## INSTRUCTIONS TO FOLLOW:
Your task is to locate every line holding the string "They" and to copy each of them.

## EXERCISE DATA:
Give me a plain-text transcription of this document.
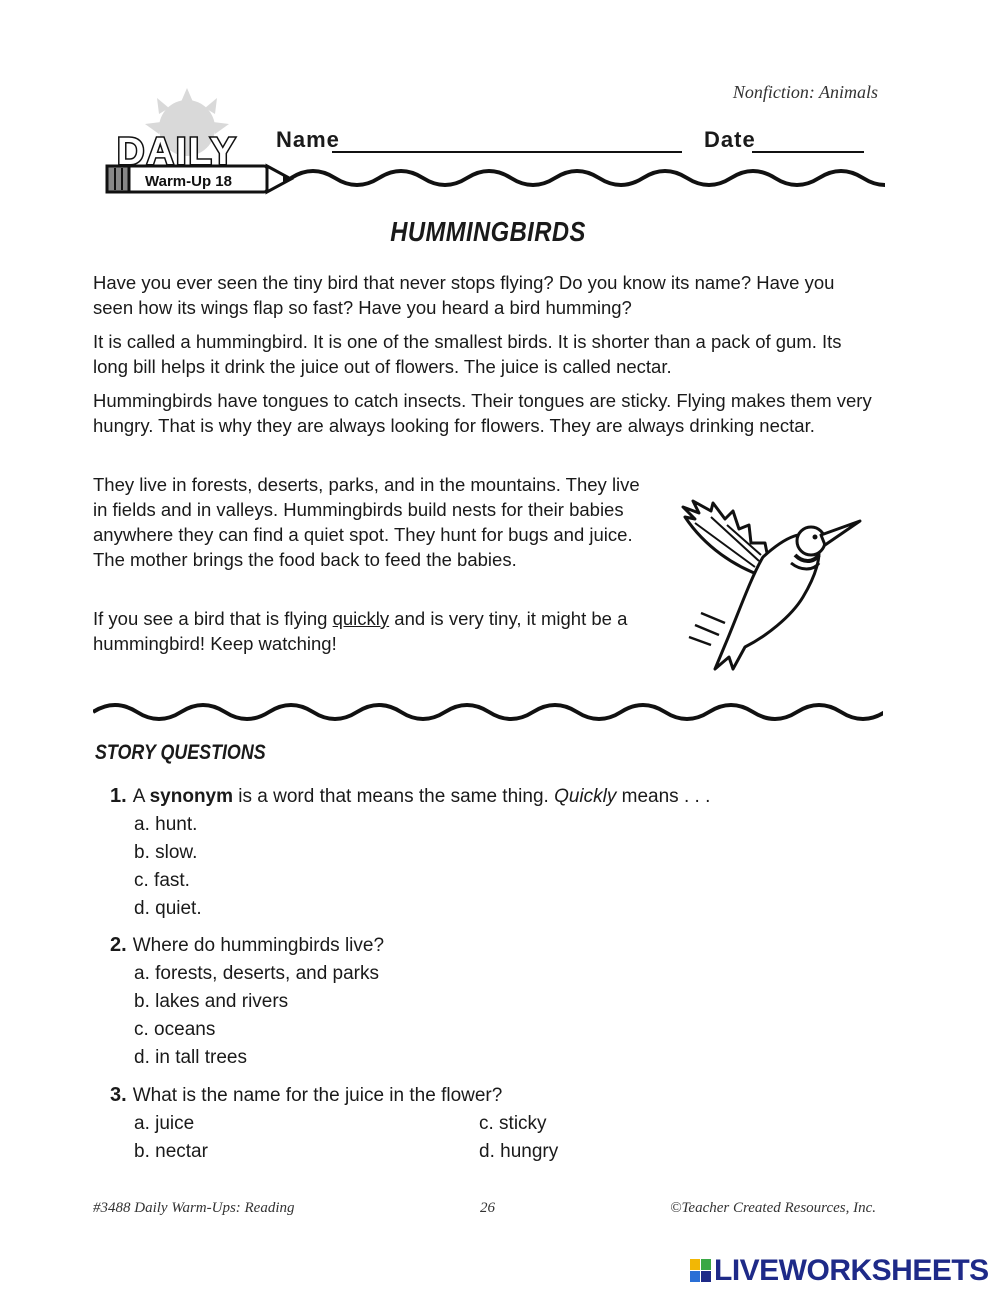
Nonfiction: Animals
Warm-Up 18
DAILY Name	Date
HUMMINGBIRDS

Have you ever seen the tiny bird that never stops flying? Do you know its name? Have you seen how its wings flap so fast? Have you heard a bird humming?

It is called a hummingbird. It is one of the smallest birds. It is shorter than a pack of gum. Its long bill helps it drink the juice out of flowers. The juice is called nectar.

Hummingbirds have tongues to catch insects. Their tongues are sticky. Flying makes them very hungry. That is why they are always looking for flowers. They are always drinking nectar.

They live in forests, deserts, parks, and in the mountains. They live in fields and in valleys. Hummingbirds build nests for their babies anywhere they can find a quiet spot. They hunt for bugs and juice. The mother brings the food back to feed the babies.

If you see a bird that is flying quickly and is very tiny, it might be a hummingbird! Keep watching!

STORY QUESTIONS
1. A synonym is a word that means the same thing. Quickly means . . .
a. hunt.
b. slow.
c. fast.
d. quiet.
2. Where do hummingbirds live?
a. forests, deserts, and parks
b. lakes and rivers
c. oceans
d. in tall trees
3. What is the name for the juice in the flower?
a. juice
b. nectar
c. sticky
d. hungry
#3488 Daily Warm-Ups: Reading	26	©Teacher Created Resources, Inc.
LIVEWORKSHEETS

## COMPLETE OUTPUT:
Hummingbirds have tongues to catch insects. Their tongues are sticky. Flying makes them very hungry. That is why they are always looking for flowers. They are always drinking nectar.
They live in forests, deserts, parks, and in the mountains. They live in fields and in valleys. Hummingbirds build nests for their babies anywhere they can find a quiet spot. They hunt for bugs and juice. The mother brings the food back to feed the babies.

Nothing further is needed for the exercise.